● **Given entries**:
----
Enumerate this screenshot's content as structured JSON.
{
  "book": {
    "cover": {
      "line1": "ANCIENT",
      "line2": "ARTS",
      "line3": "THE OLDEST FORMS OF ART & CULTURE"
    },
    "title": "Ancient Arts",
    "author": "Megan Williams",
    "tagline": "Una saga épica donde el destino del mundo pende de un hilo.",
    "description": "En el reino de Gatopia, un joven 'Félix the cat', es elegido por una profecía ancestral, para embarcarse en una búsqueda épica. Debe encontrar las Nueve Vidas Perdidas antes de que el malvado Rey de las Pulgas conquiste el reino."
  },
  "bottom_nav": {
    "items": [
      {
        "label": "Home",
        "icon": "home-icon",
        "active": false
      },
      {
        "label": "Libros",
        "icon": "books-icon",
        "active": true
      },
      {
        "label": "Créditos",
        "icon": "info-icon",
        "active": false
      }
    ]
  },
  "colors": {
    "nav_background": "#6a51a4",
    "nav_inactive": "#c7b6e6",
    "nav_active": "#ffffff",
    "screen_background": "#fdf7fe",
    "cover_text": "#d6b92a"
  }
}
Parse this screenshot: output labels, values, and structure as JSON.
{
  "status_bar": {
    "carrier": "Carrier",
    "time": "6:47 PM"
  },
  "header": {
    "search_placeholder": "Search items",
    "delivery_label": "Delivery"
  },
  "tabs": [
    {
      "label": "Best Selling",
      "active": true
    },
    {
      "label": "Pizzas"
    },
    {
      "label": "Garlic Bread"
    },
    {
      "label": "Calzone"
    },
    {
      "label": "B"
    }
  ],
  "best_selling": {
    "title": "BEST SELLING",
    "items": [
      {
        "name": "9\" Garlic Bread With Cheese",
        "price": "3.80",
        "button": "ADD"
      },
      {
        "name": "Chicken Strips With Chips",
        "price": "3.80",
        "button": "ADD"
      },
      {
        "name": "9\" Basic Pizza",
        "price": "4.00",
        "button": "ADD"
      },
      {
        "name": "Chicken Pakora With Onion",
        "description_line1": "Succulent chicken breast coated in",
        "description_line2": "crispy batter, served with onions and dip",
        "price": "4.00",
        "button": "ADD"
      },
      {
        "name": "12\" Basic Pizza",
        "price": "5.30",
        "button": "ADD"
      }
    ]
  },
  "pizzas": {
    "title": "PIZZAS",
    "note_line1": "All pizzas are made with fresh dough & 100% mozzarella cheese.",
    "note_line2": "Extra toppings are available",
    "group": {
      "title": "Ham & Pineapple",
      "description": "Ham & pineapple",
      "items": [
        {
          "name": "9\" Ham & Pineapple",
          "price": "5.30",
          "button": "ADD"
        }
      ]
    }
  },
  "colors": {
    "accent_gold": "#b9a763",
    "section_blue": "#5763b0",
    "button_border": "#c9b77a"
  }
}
----
● **Your instructions**:
Output all records verbatim.

● **Response to this task**:
Enumerate this screenshot's content as structured JSON.
{
  "book": {
    "cover": {
      "line1": "ANCIENT",
      "line2": "ARTS",
      "line3": "THE OLDEST FORMS OF ART & CULTURE"
    },
    "title": "Ancient Arts",
    "author": "Megan Williams",
    "tagline": "Una saga épica donde el destino del mundo pende de un hilo.",
    "description": "En el reino de Gatopia, un joven 'Félix the cat', es elegido por una profecía ancestral, para embarcarse en una búsqueda épica. Debe encontrar las Nueve Vidas Perdidas antes de que el malvado Rey de las Pulgas conquiste el reino."
  },
  "bottom_nav": {
    "items": [
      {
        "label": "Home",
        "icon": "home-icon",
        "active": false
      },
      {
        "label": "Libros",
        "icon": "books-icon",
        "active": true
      },
      {
        "label": "Créditos",
        "icon": "info-icon",
        "active": false
      }
    ]
  },
  "colors": {
    "nav_background": "#6a51a4",
    "nav_inactive": "#c7b6e6",
    "nav_active": "#ffffff",
    "screen_background": "#fdf7fe",
    "cover_text": "#d6b92a"
  }
}
Parse this screenshot: output labels, values, and structure as JSON.
{
  "status_bar": {
    "carrier": "Carrier",
    "time": "6:47 PM"
  },
  "header": {
    "search_placeholder": "Search items",
    "delivery_label": "Delivery"
  },
  "tabs": [
    {
      "label": "Best Selling",
      "active": true
    },
    {
      "label": "Pizzas"
    },
    {
      "label": "Garlic Bread"
    },
    {
      "label": "Calzone"
    },
    {
      "label": "B"
    }
  ],
  "best_selling": {
    "title": "BEST SELLING",
    "items": [
      {
        "name": "9\" Garlic Bread With Cheese",
        "price": "3.80",
        "button": "ADD"
      },
      {
        "name": "Chicken Strips With Chips",
        "price": "3.80",
        "button": "ADD"
      },
      {
        "name": "9\" Basic Pizza",
        "price": "4.00",
        "button": "ADD"
      },
      {
        "name": "Chicken Pakora With Onion",
        "description_line1": "Succulent chicken breast coated in",
        "description_line2": "crispy batter, served with onions and dip",
        "price": "4.00",
        "button": "ADD"
      },
      {
        "name": "12\" Basic Pizza",
        "price": "5.30",
        "button": "ADD"
      }
    ]
  },
  "pizzas": {
    "title": "PIZZAS",
    "note_line1": "All pizzas are made with fresh dough & 100% mozzarella cheese.",
    "note_line2": "Extra toppings are available",
    "group": {
      "title": "Ham & Pineapple",
      "description": "Ham & pineapple",
      "items": [
        {
          "name": "9\" Ham & Pineapple",
          "price": "5.30",
          "button": "ADD"
        }
      ]
    }
  },
  "colors": {
    "accent_gold": "#b9a763",
    "section_blue": "#5763b0",
    "button_border": "#c9b77a"
  }
}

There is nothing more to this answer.